begin SUPPLIED INFORMATION

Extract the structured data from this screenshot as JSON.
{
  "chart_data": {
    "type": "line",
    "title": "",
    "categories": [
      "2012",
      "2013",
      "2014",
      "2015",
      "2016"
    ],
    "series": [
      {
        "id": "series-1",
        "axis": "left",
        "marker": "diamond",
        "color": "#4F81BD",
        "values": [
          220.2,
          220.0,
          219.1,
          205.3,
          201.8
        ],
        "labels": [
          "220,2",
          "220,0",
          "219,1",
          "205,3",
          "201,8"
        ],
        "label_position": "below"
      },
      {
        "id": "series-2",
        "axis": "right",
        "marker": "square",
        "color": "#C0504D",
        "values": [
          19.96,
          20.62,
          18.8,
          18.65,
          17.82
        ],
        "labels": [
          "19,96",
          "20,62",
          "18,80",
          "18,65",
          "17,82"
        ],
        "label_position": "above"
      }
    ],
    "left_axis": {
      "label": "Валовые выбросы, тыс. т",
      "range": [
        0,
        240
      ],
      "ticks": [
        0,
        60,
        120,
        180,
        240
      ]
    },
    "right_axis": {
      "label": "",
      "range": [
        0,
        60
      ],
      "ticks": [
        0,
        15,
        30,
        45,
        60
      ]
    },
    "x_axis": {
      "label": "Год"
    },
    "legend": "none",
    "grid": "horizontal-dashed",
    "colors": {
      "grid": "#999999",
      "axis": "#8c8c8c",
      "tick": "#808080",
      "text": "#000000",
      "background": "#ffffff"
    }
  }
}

end SUPPLIED INFORMATION

SET TASK -> Write every line of the material above again, exactly.

WORKED ANSWER ->
Extract the structured data from this screenshot as JSON.
{
  "chart_data": {
    "type": "line",
    "title": "",
    "categories": [
      "2012",
      "2013",
      "2014",
      "2015",
      "2016"
    ],
    "series": [
      {
        "id": "series-1",
        "axis": "left",
        "marker": "diamond",
        "color": "#4F81BD",
        "values": [
          220.2,
          220.0,
          219.1,
          205.3,
          201.8
        ],
        "labels": [
          "220,2",
          "220,0",
          "219,1",
          "205,3",
          "201,8"
        ],
        "label_position": "below"
      },
      {
        "id": "series-2",
        "axis": "right",
        "marker": "square",
        "color": "#C0504D",
        "values": [
          19.96,
          20.62,
          18.8,
          18.65,
          17.82
        ],
        "labels": [
          "19,96",
          "20,62",
          "18,80",
          "18,65",
          "17,82"
        ],
        "label_position": "above"
      }
    ],
    "left_axis": {
      "label": "Валовые выбросы, тыс. т",
      "range": [
        0,
        240
      ],
      "ticks": [
        0,
        60,
        120,
        180,
        240
      ]
    },
    "right_axis": {
      "label": "",
      "range": [
        0,
        60
      ],
      "ticks": [
        0,
        15,
        30,
        45,
        60
      ]
    },
    "x_axis": {
      "label": "Год"
    },
    "legend": "none",
    "grid": "horizontal-dashed",
    "colors": {
      "grid": "#999999",
      "axis": "#8c8c8c",
      "tick": "#808080",
      "text": "#000000",
      "background": "#ffffff"
    }
  }
}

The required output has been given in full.